──────── Supplied material
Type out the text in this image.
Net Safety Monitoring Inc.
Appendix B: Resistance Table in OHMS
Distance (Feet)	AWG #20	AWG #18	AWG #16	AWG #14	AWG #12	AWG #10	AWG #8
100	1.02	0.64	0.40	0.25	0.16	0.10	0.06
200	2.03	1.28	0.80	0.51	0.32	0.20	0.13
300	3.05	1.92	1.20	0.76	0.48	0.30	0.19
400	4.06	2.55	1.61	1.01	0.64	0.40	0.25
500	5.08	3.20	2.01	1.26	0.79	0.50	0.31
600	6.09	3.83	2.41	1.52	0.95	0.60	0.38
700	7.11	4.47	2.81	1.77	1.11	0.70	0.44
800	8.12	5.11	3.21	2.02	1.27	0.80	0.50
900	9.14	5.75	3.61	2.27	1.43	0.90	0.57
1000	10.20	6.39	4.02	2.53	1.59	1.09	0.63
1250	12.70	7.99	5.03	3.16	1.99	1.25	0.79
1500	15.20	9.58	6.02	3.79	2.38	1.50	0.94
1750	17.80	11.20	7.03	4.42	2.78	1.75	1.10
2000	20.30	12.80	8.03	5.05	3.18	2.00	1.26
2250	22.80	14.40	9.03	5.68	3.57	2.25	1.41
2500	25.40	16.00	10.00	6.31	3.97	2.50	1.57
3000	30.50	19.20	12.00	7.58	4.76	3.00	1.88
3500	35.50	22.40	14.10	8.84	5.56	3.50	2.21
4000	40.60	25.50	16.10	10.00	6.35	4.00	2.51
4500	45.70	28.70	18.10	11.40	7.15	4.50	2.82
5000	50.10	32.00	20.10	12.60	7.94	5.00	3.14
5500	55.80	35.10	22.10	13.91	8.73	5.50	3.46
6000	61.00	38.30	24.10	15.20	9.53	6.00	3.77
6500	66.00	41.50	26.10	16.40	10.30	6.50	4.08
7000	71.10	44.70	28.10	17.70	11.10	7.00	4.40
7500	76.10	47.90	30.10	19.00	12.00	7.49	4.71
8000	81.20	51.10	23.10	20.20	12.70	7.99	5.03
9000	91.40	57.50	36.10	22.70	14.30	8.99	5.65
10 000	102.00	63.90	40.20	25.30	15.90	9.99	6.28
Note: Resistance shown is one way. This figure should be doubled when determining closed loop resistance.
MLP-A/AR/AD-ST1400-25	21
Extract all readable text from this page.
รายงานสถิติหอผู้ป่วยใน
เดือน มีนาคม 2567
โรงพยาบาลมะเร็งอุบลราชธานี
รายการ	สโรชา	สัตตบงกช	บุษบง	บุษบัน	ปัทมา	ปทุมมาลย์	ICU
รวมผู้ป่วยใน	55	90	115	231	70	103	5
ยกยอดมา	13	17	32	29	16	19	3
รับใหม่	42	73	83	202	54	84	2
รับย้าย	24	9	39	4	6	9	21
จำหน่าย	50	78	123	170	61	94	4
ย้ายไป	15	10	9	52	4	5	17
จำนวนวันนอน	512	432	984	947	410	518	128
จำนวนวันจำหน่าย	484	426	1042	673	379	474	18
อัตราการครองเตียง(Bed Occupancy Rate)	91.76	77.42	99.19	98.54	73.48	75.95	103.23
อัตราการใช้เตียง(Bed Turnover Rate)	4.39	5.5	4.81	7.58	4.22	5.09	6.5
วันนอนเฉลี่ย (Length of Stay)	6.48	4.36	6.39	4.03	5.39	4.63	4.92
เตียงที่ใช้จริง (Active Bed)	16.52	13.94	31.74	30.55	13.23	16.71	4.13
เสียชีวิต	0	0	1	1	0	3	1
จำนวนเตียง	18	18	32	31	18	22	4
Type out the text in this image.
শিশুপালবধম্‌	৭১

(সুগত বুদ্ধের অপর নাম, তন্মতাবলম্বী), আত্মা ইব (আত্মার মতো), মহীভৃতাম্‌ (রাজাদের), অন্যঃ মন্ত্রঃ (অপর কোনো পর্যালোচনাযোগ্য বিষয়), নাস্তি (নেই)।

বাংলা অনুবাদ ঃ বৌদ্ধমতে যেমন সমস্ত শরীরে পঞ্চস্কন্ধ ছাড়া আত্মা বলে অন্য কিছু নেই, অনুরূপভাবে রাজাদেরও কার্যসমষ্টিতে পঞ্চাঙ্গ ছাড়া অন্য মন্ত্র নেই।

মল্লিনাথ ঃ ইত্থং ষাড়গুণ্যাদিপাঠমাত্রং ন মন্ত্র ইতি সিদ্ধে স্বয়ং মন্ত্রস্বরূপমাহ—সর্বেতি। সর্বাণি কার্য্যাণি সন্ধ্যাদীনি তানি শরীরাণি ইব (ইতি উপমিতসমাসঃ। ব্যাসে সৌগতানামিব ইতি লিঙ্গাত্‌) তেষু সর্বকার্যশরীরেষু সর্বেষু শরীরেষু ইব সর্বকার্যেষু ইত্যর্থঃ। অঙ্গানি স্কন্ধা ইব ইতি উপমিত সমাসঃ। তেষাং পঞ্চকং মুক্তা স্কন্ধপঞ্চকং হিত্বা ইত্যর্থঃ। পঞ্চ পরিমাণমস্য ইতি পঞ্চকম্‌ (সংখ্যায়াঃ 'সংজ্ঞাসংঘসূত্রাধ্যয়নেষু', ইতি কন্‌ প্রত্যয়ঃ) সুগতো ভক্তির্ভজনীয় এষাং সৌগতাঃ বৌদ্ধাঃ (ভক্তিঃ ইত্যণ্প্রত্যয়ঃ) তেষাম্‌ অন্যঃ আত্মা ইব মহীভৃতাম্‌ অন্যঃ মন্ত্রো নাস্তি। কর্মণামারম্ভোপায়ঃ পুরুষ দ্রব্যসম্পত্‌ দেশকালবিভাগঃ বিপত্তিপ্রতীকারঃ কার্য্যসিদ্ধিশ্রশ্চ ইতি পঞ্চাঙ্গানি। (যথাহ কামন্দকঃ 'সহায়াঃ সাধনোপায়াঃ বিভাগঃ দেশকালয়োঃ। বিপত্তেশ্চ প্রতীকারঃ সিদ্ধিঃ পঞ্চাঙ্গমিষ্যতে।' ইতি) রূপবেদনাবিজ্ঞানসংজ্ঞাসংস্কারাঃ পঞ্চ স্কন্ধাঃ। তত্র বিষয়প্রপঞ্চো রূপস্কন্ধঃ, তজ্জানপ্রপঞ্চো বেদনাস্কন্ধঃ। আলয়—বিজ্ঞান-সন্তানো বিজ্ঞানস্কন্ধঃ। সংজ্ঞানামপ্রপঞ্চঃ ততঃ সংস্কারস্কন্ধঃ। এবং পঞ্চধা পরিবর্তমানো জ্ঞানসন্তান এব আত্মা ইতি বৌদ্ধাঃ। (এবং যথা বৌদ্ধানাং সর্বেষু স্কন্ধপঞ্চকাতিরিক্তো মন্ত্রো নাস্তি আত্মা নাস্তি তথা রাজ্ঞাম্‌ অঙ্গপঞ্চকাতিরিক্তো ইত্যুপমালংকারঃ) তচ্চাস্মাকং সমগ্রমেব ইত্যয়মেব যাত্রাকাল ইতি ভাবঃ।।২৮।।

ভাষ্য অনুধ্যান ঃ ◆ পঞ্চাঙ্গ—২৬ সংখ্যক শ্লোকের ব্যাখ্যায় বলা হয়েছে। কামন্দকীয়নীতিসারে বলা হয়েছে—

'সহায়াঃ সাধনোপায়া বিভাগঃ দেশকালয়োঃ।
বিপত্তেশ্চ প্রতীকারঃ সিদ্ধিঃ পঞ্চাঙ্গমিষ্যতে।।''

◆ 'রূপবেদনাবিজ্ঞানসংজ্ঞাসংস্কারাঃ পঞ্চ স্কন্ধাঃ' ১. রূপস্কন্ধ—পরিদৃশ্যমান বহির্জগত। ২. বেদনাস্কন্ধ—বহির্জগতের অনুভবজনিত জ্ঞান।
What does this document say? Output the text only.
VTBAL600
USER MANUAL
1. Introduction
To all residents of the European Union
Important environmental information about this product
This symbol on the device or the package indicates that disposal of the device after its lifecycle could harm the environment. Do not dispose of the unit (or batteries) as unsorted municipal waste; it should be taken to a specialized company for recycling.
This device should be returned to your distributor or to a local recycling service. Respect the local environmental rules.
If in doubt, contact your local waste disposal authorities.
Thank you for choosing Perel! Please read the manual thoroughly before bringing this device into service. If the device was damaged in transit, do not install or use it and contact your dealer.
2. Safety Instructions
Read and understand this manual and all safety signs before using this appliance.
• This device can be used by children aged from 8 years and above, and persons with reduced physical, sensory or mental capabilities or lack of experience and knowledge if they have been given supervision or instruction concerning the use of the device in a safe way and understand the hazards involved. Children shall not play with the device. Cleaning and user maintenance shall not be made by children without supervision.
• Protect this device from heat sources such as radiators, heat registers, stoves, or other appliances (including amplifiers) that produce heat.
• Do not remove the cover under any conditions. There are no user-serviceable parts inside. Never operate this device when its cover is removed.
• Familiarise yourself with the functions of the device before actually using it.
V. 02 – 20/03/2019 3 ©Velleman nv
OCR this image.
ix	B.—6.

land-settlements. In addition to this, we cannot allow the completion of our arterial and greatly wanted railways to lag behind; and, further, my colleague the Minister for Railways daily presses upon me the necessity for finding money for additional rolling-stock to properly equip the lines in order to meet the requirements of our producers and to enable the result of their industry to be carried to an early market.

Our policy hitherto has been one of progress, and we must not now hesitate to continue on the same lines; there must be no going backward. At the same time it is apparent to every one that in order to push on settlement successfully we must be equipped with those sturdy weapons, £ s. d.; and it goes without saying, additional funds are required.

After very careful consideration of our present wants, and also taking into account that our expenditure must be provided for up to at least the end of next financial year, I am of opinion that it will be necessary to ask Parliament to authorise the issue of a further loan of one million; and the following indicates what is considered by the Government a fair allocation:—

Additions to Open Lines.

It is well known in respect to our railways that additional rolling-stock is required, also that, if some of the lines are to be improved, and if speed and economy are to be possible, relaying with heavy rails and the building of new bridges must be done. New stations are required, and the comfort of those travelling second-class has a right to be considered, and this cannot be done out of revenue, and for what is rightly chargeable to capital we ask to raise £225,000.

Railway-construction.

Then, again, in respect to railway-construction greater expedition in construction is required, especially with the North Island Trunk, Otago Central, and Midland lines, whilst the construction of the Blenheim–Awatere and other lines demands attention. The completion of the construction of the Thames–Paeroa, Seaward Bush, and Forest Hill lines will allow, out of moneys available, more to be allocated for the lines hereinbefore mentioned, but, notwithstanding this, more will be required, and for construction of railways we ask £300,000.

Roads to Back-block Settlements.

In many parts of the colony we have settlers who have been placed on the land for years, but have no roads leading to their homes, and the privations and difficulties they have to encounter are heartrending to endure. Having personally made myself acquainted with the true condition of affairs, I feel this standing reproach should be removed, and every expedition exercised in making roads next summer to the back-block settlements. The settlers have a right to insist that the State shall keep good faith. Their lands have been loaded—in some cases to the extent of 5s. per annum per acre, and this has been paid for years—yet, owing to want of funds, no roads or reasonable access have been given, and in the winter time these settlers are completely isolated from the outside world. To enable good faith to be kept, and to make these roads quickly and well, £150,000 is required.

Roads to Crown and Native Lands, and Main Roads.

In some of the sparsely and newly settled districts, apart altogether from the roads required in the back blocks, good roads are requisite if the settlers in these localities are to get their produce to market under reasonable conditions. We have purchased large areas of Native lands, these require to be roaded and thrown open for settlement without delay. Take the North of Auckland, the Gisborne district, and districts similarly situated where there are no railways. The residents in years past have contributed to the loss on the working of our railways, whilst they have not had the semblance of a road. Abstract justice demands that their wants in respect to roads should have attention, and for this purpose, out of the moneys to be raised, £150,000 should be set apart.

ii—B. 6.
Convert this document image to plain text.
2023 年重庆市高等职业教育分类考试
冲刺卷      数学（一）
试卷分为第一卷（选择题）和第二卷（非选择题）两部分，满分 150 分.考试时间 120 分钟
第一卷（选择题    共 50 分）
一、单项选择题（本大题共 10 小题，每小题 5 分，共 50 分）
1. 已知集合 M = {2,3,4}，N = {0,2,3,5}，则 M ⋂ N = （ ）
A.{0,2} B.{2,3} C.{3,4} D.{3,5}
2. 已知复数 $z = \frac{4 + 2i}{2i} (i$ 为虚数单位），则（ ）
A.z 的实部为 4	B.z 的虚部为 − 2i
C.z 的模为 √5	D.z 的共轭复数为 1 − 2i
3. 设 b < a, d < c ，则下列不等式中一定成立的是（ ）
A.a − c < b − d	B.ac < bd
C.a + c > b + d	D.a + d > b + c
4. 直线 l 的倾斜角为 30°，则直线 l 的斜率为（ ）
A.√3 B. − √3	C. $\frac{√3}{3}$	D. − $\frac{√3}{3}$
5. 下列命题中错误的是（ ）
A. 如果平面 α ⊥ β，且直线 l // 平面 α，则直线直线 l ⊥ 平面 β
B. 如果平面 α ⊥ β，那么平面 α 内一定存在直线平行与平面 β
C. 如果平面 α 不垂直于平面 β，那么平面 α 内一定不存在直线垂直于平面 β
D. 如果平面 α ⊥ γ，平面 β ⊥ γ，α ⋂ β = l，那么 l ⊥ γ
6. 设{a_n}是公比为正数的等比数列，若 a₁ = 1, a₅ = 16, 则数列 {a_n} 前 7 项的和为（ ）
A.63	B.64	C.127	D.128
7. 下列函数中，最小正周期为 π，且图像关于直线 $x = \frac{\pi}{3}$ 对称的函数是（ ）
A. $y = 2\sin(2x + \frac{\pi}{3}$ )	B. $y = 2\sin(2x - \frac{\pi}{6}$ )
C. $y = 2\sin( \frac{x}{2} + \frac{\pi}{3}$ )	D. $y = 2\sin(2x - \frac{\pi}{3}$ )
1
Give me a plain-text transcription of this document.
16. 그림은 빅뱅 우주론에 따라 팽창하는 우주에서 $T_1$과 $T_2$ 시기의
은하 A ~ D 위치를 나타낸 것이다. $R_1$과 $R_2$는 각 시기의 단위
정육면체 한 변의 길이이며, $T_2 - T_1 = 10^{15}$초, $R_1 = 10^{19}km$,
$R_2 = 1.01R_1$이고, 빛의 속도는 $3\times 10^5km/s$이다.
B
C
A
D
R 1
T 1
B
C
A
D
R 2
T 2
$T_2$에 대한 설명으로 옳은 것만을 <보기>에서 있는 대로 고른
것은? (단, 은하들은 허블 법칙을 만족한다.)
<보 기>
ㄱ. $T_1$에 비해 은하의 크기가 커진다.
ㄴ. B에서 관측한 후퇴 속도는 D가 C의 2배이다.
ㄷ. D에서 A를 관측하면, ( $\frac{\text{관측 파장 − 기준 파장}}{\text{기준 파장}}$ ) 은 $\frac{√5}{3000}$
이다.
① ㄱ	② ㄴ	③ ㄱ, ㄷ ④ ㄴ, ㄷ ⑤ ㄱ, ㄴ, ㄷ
────────────────
Where a line of the records above holds the word "cannot", copy that line.

Full output:
land-settlements. In addition to this, we cannot allow the completion of our arterial and greatly wanted railways to lag behind; and, further, my colleague the Minister for Railways daily presses upon me the necessity for finding money for additional rolling-stock to properly equip the lines in order to meet the requirements of our producers and to enable the result of their industry to be carried to an early market.
It is well known in respect to our railways that additional rolling-stock is required, also that, if some of the lines are to be improved, and if speed and economy are to be possible, relaying with heavy rails and the building of new bridges must be done. New stations are required, and the comfort of those travelling second-class has a right to be considered, and this cannot be done out of revenue, and for what is rightly chargeable to capital we ask to raise £225,000.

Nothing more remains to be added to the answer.